Complete o seguinte:
- A) Edite o texto sobre a vacinação contra o sarampo, começando em "Por aqui, os" e terminando em "da Fiocruz Brasília.", com "duas doses" trocado por "três doses".
- B) Dê continuidade ao texto sobre a vacinação contra o sarampo a partir do ponto em que ele termina.

Trecho do texto:
━━━━━━━━━━━━━━━━━━━━

Por aqui, os imunizantes para sarampo, rubéola e caxumba são comumente reunidos na vacina tríplice viral, aplicada em duas doses. Ao contrário do que dizem os movimentos antivacina, a eficiência é reconhecida e os efeitos colaterais até existem, mas são raros e muito menores do que os riscos de contágios, conforme salienta o médico infectologista Sérgio de Andrade Nishioka, pesquisador do Núcleo de Epidemiologia e Vigilância em Saúde (NEVS) da Fiocruz Brasília.
“Essas vacinas, particularmente os componentes do sarampo e rubéola, funcionam muito bem. Realmente, protegem por décadas, possivelmente para a vida toda, mas para ver eliminação ou interrupção da transmissão do sarampo, precisa haver uma cobertura vacinal muito alta, em torno de 95 % ou mais idealmente”, destaca.
O médico também enfatiza que há procedimentos padrões após diagnósticos de sarampo, mas que são ineficazes quando a cobertura vacinal não é muito alta. “Há uma rede que vai atrás dos casos, tenta achar os comunicantes, vaciná-los, assim como a vizinhança inteira para impedir que a doença se propague. Mas isso acaba, de certa forma, apenas ‘enxugando gelo’ em um contexto de descontrole”, pontua.

━━━━━━━━━━━━━━━━━━━━

Dados fornecidos:

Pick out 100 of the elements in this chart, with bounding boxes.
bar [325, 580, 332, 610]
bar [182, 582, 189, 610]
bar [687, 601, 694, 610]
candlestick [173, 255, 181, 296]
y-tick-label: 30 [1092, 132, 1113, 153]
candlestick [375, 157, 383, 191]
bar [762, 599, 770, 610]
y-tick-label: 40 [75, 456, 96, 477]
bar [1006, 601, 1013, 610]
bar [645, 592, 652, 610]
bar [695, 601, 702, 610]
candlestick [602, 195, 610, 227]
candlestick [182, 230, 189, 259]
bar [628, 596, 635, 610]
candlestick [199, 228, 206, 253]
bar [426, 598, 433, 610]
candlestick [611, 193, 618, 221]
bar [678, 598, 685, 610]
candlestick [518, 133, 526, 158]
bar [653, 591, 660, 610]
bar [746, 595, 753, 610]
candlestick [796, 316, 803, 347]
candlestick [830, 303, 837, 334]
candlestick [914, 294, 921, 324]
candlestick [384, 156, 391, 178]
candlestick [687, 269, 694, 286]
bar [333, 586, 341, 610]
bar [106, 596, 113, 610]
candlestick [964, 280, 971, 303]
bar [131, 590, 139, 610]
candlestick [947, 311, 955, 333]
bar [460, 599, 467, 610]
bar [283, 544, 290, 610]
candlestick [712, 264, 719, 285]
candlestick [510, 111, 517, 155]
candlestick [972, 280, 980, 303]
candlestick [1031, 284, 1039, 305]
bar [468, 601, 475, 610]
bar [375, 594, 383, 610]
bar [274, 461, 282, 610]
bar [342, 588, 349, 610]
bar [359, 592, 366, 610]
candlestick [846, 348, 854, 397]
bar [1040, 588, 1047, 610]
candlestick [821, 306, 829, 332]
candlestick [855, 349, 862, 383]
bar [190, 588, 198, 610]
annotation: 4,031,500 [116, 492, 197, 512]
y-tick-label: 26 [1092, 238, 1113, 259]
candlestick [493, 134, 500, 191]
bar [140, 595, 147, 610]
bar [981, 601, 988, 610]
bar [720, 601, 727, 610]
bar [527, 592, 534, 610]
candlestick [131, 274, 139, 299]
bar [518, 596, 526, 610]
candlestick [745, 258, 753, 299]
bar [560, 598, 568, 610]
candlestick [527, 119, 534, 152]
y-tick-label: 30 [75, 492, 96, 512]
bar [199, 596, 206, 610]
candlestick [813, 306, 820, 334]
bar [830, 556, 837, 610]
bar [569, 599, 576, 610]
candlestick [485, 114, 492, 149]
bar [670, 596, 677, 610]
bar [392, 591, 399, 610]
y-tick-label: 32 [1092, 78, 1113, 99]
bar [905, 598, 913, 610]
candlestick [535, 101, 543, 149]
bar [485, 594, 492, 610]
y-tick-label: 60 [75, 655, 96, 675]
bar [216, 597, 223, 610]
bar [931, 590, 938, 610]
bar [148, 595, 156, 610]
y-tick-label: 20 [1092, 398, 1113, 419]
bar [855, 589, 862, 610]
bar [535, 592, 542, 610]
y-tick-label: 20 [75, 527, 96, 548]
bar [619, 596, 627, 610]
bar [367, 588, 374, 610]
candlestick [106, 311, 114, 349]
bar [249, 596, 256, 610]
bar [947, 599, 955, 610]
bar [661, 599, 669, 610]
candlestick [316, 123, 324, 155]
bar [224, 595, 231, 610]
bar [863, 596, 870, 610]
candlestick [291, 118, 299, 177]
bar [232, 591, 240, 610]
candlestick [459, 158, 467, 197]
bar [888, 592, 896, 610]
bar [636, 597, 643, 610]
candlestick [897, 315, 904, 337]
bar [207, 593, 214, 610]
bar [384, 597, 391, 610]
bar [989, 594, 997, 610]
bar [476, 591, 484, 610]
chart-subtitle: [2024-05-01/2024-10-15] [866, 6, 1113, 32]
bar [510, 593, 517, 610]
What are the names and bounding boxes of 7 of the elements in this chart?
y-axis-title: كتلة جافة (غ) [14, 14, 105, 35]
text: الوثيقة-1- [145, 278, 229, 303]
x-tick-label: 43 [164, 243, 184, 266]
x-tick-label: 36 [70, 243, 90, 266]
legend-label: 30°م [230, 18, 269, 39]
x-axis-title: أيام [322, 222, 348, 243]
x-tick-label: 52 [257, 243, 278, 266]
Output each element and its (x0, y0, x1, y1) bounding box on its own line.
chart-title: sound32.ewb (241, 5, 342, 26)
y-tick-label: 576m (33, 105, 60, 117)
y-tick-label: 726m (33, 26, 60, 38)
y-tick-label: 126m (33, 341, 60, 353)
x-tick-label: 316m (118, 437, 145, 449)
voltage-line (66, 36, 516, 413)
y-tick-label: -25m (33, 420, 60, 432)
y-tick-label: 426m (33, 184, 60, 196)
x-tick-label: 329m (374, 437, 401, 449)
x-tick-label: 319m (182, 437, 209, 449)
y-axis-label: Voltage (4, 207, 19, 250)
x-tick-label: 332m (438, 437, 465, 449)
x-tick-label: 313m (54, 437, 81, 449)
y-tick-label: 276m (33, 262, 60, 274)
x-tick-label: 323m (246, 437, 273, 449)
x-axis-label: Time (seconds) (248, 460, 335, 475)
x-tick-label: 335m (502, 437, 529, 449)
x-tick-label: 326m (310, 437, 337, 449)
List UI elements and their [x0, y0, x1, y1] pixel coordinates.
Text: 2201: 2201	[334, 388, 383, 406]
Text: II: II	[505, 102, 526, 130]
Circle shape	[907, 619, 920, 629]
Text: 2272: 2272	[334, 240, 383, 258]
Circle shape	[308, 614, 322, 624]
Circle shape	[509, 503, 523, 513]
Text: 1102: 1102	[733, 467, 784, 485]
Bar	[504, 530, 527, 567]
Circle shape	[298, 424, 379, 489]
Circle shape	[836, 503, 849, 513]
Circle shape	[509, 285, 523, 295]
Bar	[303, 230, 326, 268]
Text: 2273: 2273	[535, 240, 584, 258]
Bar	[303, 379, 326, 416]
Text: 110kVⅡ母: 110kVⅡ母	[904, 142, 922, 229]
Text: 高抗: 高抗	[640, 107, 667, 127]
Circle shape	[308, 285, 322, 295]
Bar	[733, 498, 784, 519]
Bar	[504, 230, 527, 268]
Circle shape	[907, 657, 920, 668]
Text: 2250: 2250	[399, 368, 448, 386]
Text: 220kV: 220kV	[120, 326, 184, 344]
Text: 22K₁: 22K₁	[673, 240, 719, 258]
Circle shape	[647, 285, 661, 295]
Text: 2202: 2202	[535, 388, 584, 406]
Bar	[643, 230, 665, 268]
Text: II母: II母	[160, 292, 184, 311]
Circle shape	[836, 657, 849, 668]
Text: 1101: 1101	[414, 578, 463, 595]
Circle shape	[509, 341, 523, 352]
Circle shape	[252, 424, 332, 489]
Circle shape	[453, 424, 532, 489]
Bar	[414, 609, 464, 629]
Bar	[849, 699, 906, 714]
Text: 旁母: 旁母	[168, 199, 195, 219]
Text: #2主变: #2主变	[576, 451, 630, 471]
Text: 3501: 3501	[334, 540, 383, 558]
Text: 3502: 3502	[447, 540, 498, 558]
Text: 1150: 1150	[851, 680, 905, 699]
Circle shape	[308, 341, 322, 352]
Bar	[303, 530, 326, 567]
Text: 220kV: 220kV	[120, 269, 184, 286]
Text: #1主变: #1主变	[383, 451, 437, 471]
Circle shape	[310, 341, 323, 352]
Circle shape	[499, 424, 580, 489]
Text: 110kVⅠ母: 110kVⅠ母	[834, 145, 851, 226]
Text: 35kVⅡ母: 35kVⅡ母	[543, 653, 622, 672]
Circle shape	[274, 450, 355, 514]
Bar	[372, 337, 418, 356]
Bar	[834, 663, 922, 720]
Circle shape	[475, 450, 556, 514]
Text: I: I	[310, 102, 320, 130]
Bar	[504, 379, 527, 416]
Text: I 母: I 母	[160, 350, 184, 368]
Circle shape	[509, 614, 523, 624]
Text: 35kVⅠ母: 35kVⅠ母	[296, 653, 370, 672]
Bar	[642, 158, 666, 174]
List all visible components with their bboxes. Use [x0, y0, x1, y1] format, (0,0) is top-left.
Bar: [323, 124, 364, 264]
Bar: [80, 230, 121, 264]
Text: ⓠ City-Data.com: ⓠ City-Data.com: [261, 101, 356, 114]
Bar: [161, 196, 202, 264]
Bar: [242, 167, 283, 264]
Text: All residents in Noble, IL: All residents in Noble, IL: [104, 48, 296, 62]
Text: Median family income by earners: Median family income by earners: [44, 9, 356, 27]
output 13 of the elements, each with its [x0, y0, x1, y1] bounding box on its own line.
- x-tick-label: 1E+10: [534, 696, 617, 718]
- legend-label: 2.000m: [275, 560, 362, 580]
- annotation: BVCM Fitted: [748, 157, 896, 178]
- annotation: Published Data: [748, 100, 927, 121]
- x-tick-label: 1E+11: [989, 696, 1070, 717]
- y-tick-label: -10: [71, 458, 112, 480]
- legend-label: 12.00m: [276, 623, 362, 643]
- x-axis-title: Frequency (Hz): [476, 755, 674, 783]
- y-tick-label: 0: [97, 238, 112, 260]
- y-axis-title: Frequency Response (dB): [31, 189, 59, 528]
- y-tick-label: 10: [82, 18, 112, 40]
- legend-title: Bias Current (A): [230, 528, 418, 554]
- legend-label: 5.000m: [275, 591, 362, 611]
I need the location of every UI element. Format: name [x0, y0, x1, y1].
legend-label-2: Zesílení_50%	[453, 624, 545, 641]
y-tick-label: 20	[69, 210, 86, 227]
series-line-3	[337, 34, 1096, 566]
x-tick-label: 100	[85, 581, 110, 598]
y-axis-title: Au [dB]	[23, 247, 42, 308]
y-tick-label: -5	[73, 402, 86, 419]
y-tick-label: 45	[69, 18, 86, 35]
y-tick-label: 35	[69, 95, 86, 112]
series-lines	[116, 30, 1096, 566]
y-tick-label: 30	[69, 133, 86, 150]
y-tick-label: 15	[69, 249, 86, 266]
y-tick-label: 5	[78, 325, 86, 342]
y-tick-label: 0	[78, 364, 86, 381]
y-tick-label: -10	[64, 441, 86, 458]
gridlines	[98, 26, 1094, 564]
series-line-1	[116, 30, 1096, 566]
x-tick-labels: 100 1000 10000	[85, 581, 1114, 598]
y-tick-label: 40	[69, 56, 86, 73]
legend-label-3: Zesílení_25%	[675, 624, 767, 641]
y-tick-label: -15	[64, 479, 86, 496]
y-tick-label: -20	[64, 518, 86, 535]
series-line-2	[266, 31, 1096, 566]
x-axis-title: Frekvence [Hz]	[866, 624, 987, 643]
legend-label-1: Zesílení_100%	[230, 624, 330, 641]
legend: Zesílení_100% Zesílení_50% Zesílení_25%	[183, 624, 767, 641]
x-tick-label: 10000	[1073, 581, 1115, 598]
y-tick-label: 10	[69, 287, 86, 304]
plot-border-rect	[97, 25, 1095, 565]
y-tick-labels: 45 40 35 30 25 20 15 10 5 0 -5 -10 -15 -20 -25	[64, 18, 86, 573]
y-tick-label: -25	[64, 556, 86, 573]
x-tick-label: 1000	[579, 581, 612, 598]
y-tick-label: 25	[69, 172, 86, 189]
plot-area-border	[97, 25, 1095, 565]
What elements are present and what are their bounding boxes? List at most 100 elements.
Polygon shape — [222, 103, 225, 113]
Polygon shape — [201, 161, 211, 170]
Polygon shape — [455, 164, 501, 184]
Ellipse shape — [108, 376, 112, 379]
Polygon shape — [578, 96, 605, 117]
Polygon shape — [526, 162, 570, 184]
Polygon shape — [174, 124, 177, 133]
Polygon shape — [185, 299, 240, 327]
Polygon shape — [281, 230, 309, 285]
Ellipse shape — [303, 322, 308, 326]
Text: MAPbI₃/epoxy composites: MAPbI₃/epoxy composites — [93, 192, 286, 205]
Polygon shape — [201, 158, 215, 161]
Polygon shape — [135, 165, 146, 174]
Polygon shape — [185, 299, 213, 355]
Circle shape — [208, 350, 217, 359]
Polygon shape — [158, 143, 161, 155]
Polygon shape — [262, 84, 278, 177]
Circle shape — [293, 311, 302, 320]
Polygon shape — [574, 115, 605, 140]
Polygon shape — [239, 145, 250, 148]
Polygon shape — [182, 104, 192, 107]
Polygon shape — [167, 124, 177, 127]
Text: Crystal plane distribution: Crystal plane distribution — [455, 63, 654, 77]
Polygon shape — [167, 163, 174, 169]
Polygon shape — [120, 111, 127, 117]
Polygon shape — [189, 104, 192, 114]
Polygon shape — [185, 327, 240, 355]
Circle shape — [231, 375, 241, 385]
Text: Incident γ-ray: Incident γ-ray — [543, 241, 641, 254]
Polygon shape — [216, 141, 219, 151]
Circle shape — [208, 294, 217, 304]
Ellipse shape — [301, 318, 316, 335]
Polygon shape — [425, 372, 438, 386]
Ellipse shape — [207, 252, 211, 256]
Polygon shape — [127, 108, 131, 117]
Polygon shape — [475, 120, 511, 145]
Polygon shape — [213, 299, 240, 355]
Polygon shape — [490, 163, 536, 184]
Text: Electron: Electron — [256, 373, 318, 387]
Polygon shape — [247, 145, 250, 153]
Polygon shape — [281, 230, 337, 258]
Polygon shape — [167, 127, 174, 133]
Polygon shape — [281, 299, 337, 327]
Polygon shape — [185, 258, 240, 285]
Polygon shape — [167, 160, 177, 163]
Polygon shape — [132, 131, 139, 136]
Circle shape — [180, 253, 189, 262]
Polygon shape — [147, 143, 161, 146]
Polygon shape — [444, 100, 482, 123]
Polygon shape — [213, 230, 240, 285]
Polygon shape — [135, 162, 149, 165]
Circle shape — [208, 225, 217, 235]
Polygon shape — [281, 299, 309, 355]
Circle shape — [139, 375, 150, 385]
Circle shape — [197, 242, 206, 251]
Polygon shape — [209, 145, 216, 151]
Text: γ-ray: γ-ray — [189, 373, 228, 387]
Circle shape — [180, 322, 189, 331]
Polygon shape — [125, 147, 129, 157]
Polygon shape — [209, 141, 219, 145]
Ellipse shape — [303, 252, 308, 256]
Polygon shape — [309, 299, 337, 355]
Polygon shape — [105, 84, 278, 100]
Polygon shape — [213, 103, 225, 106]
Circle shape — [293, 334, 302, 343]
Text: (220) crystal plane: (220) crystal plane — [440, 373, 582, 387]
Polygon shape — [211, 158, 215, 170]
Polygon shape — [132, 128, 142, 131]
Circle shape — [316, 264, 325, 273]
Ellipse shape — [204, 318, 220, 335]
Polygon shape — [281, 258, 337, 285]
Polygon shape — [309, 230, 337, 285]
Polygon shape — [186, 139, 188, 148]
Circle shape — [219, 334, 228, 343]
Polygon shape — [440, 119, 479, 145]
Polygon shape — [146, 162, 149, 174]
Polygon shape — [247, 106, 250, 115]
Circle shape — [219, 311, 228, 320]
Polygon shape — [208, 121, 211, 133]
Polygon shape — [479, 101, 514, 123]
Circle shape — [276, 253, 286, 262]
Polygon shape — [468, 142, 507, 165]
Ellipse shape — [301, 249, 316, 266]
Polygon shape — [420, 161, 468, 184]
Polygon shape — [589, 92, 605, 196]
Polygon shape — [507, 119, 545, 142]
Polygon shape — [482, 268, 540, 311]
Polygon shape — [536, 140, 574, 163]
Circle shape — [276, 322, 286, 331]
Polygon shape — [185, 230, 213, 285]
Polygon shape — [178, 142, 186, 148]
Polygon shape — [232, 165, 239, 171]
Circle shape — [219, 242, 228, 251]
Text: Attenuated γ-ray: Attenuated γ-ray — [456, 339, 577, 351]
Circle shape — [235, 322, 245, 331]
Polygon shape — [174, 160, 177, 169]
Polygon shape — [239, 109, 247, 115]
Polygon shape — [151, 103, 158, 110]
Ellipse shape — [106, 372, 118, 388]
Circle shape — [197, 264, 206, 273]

━━━━━━━━━━━━━━━━━━━━

Respostas por item:
- A)
Por aqui, os imunizantes para sarampo, rubéola e caxumba são comumente reunidos na vacina tríplice viral, aplicada em três doses. Ao contrário do que dizem os movimentos antivacina, a eficiência é reconhecida e os efeitos colaterais até existem, mas são raros e muito menores do que os riscos de contágios, conforme salienta o médico infectologista Sérgio de Andrade Nishioka, pesquisador do Núcleo de Epidemiologia e Vigilância em Saúde (NEVS) da Fiocruz Brasília.

- B)
Retrocesso da vacinação na gestão passada
Se o Brasil era tido como exemplo mundial de vacinação, aos poucos essa marca foi sendo apagada, especialmente com a importação de ideias antivacina. Movimento contrário à ciência que contou com o impulso do ex-presidente Jair Bolsonaro (PL), crítico ferrenho da vacinação contra a covid-19 que matou mais de 700 mil pessoas no país .
Para Ana Lucia Paduelo, as críticas constantes e a má vontade na compra de vacinas, aliadas à recomendação de tratamentos ineficazes como a cloroquina, abriu margem para desmoralizar todas as vacinas existentes. “Colocou-se dúvida na cabeça das pessoas. Eu vi pessoas extremamente simples, mas também formadas, mestres e até doutores, negando a vacina aos seus filhos. Abriu-se margem para desqualificar a vacinação no país de modo geral e o reflexo estamos colhendo agora, que é redução ainda maior da vacinação”, critica.
A constatação de que houve uma “enorme má vontade” com a vacinação no governo anterior precisa ser contornada e superada o quanto antes. É o que defende Nishioka, que enxerga prejuízos da polarização ideológica para campanhas de vacinação. “Você ficar polarizando, dizendo que um governo não fazia e esse agora está fazendo não ajuda, porque um número grande de pessoas apoiaram o governo passado e acabam ficando predispostas a ter uma má vontade com respeito à vacina”, contextualiza.
Outros fatores anteriores ao negacionismo influenciaram para que a tendência de queda da vacinação começasse a ser percebida há pelo menos uma década. Um deles seria a própria forma de comunicação preponderante das campanhas junto à população, antes muito mais calcada na televisão e em meios não digitais – algo visto como uma tremenda desvantagem com relação à onda antivacina, que já desembarca no país embalada pelas redes sociais.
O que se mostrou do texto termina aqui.